- **Work to complete**
Your answer consists of the lines in the data that contain "when". Copy each of them.

------

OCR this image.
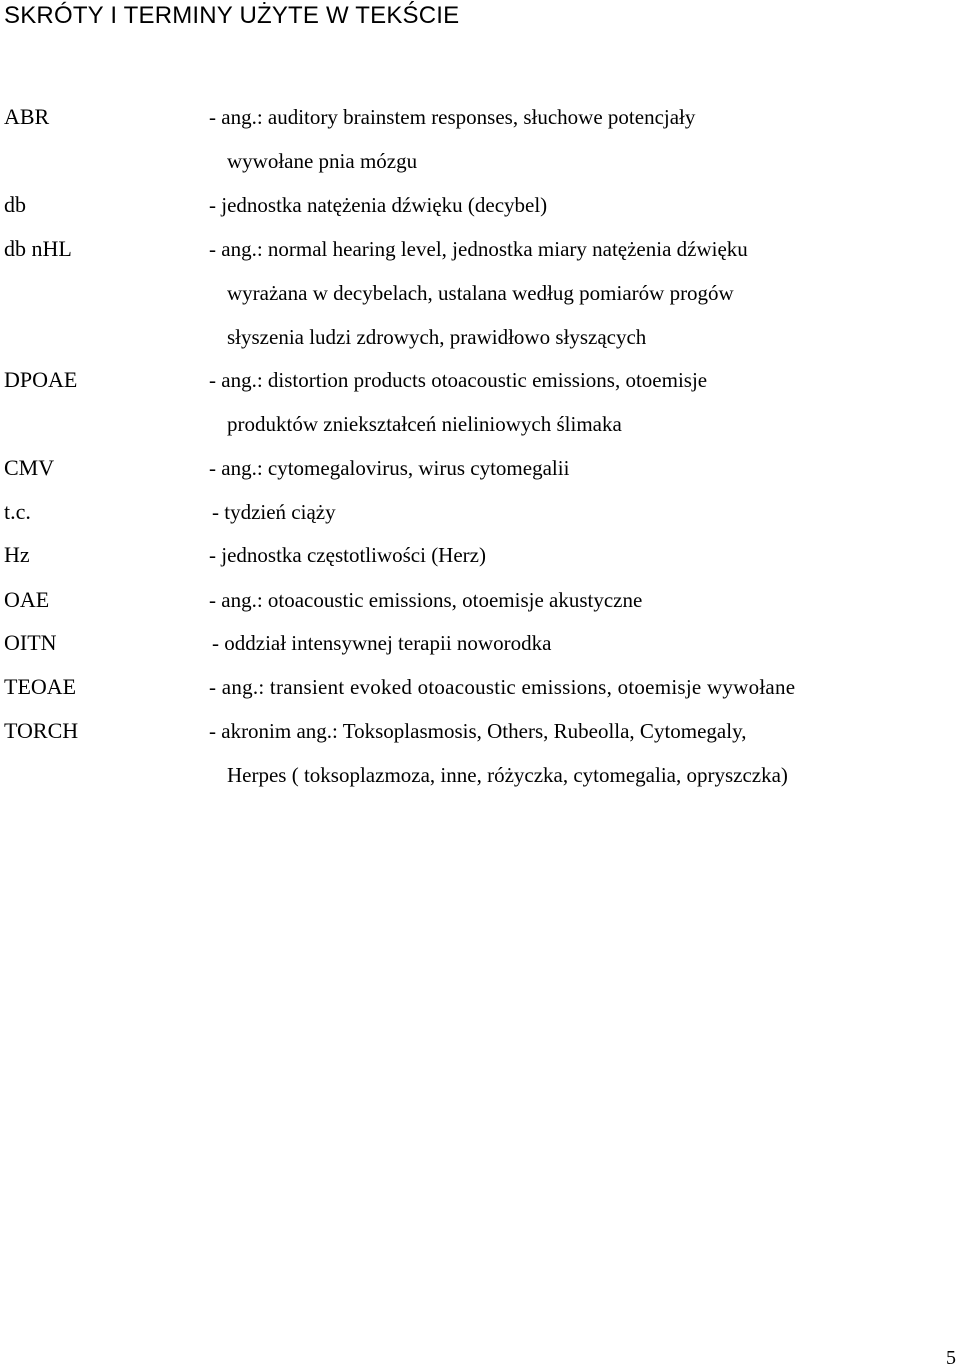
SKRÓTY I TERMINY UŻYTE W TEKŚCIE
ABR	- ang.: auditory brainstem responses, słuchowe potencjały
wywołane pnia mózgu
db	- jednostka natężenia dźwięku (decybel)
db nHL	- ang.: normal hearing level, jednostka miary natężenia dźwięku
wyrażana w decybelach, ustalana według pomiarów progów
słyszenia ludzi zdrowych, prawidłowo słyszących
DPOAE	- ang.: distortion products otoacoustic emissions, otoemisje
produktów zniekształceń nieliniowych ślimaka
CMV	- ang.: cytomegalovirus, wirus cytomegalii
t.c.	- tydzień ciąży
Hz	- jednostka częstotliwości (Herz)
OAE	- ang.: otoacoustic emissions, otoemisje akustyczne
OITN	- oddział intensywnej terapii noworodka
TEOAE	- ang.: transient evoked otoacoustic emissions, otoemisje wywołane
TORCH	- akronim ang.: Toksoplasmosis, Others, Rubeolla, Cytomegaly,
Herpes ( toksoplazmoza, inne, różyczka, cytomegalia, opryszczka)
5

------

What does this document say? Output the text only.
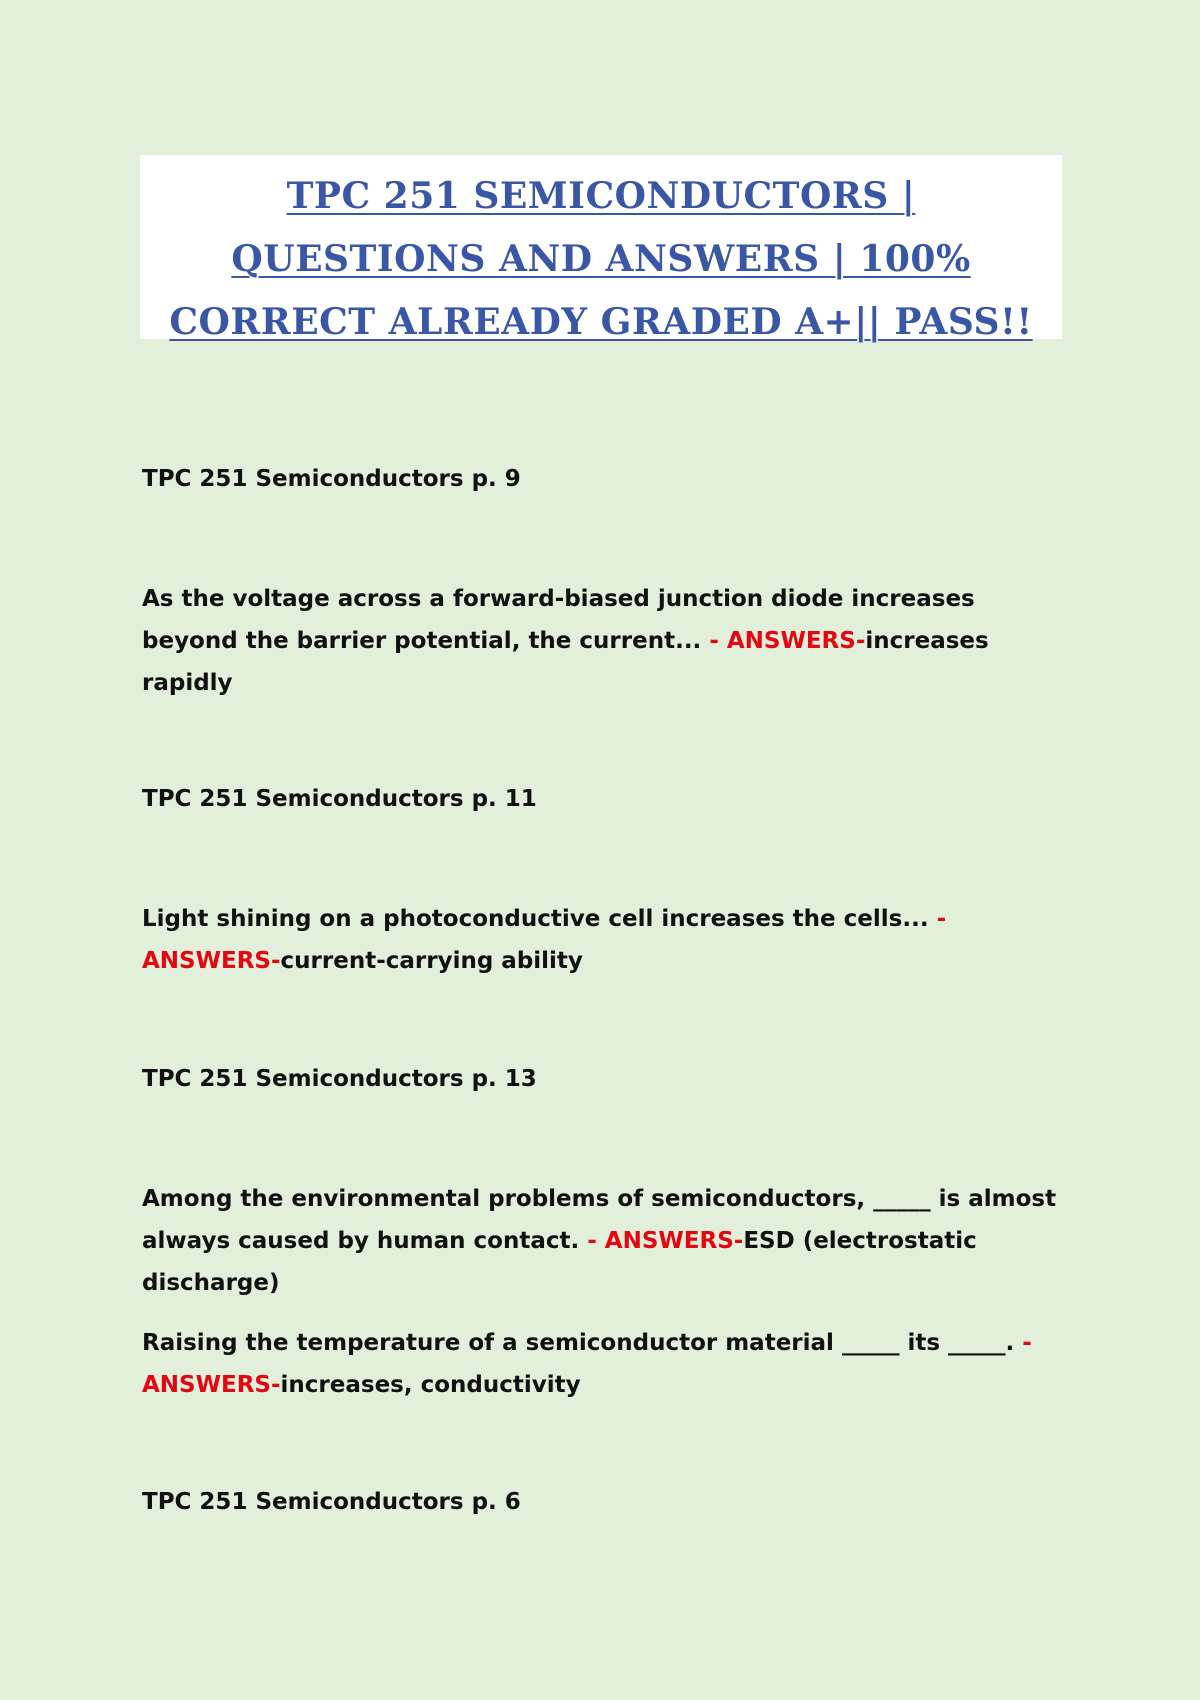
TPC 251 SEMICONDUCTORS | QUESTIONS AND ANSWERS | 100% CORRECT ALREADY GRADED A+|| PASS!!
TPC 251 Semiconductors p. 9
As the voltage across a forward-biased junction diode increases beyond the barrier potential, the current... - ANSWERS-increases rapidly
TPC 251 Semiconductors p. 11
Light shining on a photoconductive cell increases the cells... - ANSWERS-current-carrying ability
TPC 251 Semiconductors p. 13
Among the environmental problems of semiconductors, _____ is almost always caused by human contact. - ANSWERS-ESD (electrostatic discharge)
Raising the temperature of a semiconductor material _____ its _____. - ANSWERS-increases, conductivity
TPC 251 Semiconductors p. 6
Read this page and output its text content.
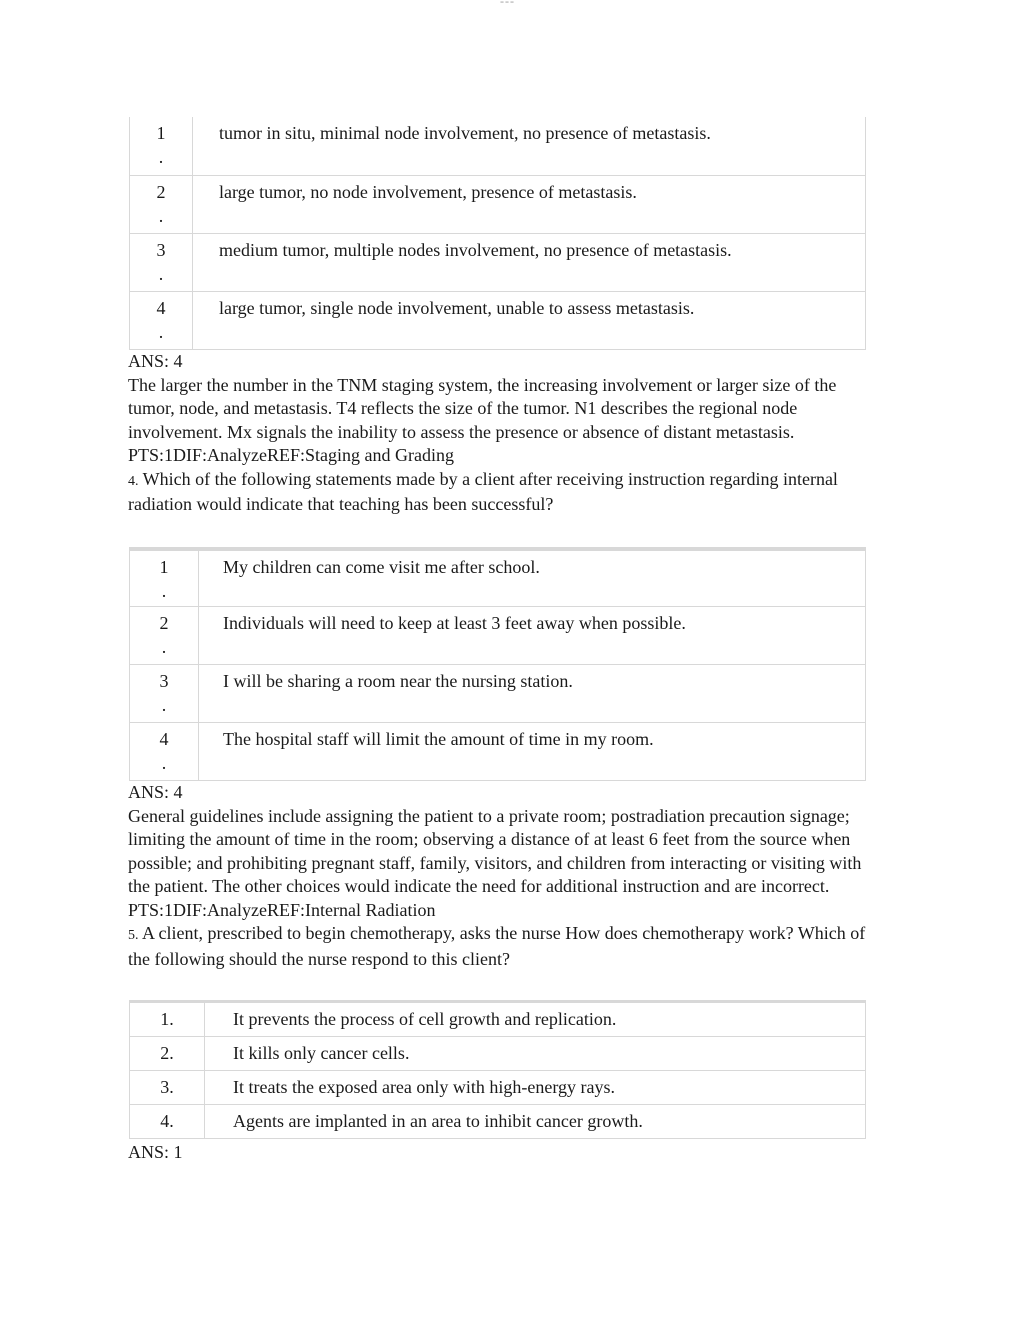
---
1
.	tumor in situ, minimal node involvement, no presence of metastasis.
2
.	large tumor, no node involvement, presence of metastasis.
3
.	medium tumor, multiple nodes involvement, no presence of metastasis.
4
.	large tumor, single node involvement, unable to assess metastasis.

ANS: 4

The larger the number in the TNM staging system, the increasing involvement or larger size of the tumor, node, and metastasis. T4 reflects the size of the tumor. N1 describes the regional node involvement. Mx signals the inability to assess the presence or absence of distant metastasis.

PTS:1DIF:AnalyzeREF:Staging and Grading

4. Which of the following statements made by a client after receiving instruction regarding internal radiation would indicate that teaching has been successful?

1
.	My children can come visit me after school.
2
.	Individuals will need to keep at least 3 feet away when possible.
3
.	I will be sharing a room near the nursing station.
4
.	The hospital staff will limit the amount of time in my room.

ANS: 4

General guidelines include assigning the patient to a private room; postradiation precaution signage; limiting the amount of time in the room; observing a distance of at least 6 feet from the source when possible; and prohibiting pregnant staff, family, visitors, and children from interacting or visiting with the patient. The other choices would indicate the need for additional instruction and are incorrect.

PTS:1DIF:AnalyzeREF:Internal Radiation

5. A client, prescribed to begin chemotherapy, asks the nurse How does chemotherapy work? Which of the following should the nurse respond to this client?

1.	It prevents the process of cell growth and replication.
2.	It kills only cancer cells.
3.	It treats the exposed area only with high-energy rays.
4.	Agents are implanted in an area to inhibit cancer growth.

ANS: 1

------

- **Response**
.	Individuals will need to keep at least 3 feet away when possible.
General guidelines include assigning the patient to a private room; postradiation precaution signage; limiting the amount of time in the room; observing a distance of at least 6 feet from the source when possible; and prohibiting pregnant staff, family, visitors, and children from interacting or visiting with the patient. The other choices would indicate the need for additional instruction and are incorrect.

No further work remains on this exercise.